• **SELECTED PASSAGE**:
········
Name of Assigned Judge Harry D. Leinenweber Sitting Judge if Other or Magistrate Judge than Assigned Judge
For the reasons stated below, summary judgment as to the remaining amount due on the loan is denied. Status hearing set for 8/22/2012 at 9:00 a.m.
O[ For further details see text below.] Docketing to mail notices.
Before the Court is Plaintiff's motion for summary judgment in this mortgage foreclosure action. For the following reasons, the motion is denied.
Daniel Sledz signed a promissory note for a $1,680,555.49 loan from National City Bank ("National City") on September 1, 2008. This note and the subsequent repayment schedule was a continuation of a pre-existing balloon payment loan that had come due. Instead of making that balloon payment, Sledz arranged to restructure the debt payments under a new loan. Under the new loan, principle and interest payments were due on the first of every month, beginning October 1, 2008, until a new balloon payment came due on September 1, 2009. As security for the loan, Sledz pledged his home in Aurora, Illinois. (The pledge was technically made by Defendant Chicago Title Land Trust Company ("Chicago Title"), which succeeded Cole Taylor Bank as trustee of the land trust holding the property. Sledz is the beneficiary of this trust.) Sledz was unable to make the balloon payment when it came due and the bank, rather than foreclose, accepted interest-only payments. Eventually, Sledz stopped making even these payments and the bank filed for foreclosure.
The Court ruled on liability on May 11, 2012, granting summary judgment for Plaintiff PNC Bank, N.A. ("PNC"), the successor to National City. The Court continued the issue of how much remains due on the Note ("Note") until Defendants had an opportunity to file a sur-reply to a supplemental affidavit Plaintiff filed in its reply.
········
• **STORED DATA**:
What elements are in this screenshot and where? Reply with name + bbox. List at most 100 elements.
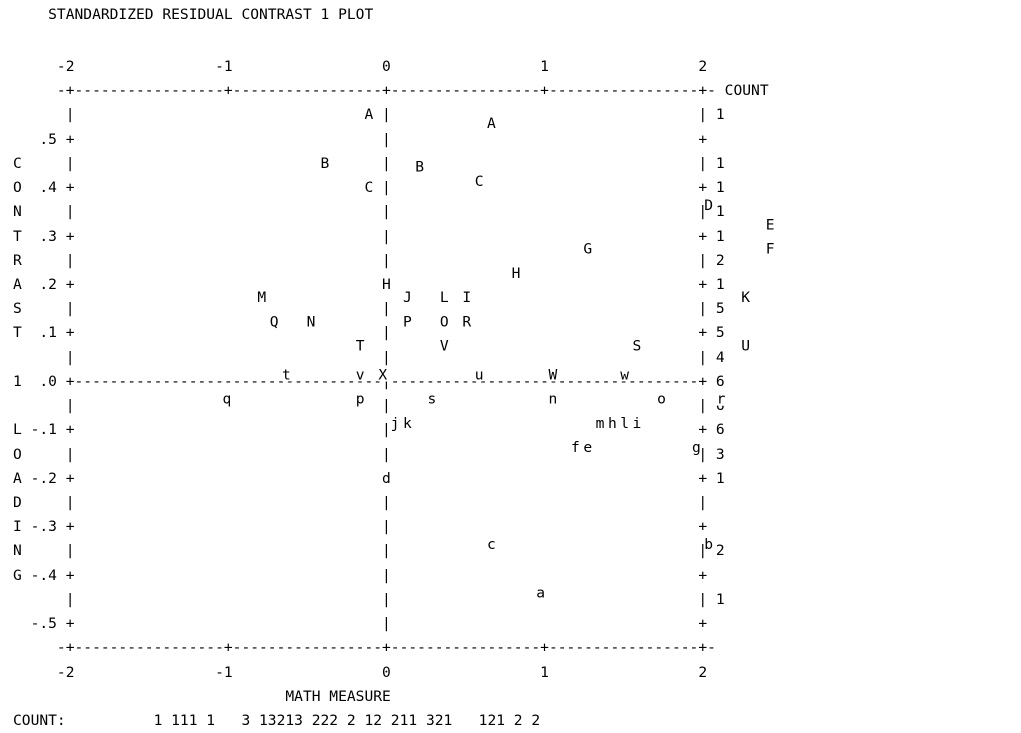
········
• **WHAT TO DO**:
1. Answer these from the foreclosure order:
(a) How much was the loan that Daniel Sledz took from National City Bank, and on what date did he sign the note?
(b) For what date and time is the status hearing set?
(c) On what date did the Court rule on liability?
2. According to the foreclosure order, why did the Court put off deciding how much remains due on the Note? Answer in one to three sentences.
3. Extend the foreclosure order past its last sentence, keeping to its style.

• **EXPECTED RESULTS**:
1.
(a) The loan was for $1,680,555.49, and he signed the note on September 1, 2008.
(b) The status hearing is set for 8/22/2012 at 9:00 a.m.
(c) The Court ruled on liability on May 11, 2012.

2. The Court continued that issue so that Defendants could file a sur-reply. Their sur-reply would respond to a supplemental affidavit that Plaintiff had filed with its reply.

3.
Summary judgment shall be granted "if the movant shows that there is no genuine dispute as to any material fact and the movant is entitled to judgment as a matter of law." Fed. R. Civ. P. 56(a). The burden of showing the needlessness of trial is on the movant, but the Court must consider all reasonable inference in the light most favorable to the nonmoving party. Pouls v. Vill. Of Pleasant Prairie, 10-C-394, 2012 U.S. Dist. LEXIS 37412, at *3 (E.D. Wis. Mar. 20, 2012) (citing Matsushita Elec. Indus. Co., Ltd. V. Zenith Radio Corp., Ltd., 475 U.S. 574, 587 (1986). However, where the non-movant is the party with the ultimate burden of proof at trial, that party retains its burden of producing evidence that would support a reasonable jury verdict. Anderson v. Liberty Lobby, Inc., 477 U.S. 242 (1986).
In their response to summary judgment, the Defendants take issue with the Plaintiff's calculation of the amount due remaining under the Note. The Plaintiff contends that the amounts due and owing on the Note, as of July 15, 2011, are as follows: $1,568,518.45 (principal), $71,073.49 (interest), and $88,592.79 (late charges), for a total owed of $1,728,184.73.
The Defendants disagree with Plaintiff's calculation of the amount due on the promissory note, arguing that in September 2009 a series of payments were incorrectly applied to the debt at issue in this Note. Specifically, the Defendanst contend that on September 25, 2008 three payments were entered on the Note of $15,661.85 ("First Payment"), $14,004.63 ("Second ...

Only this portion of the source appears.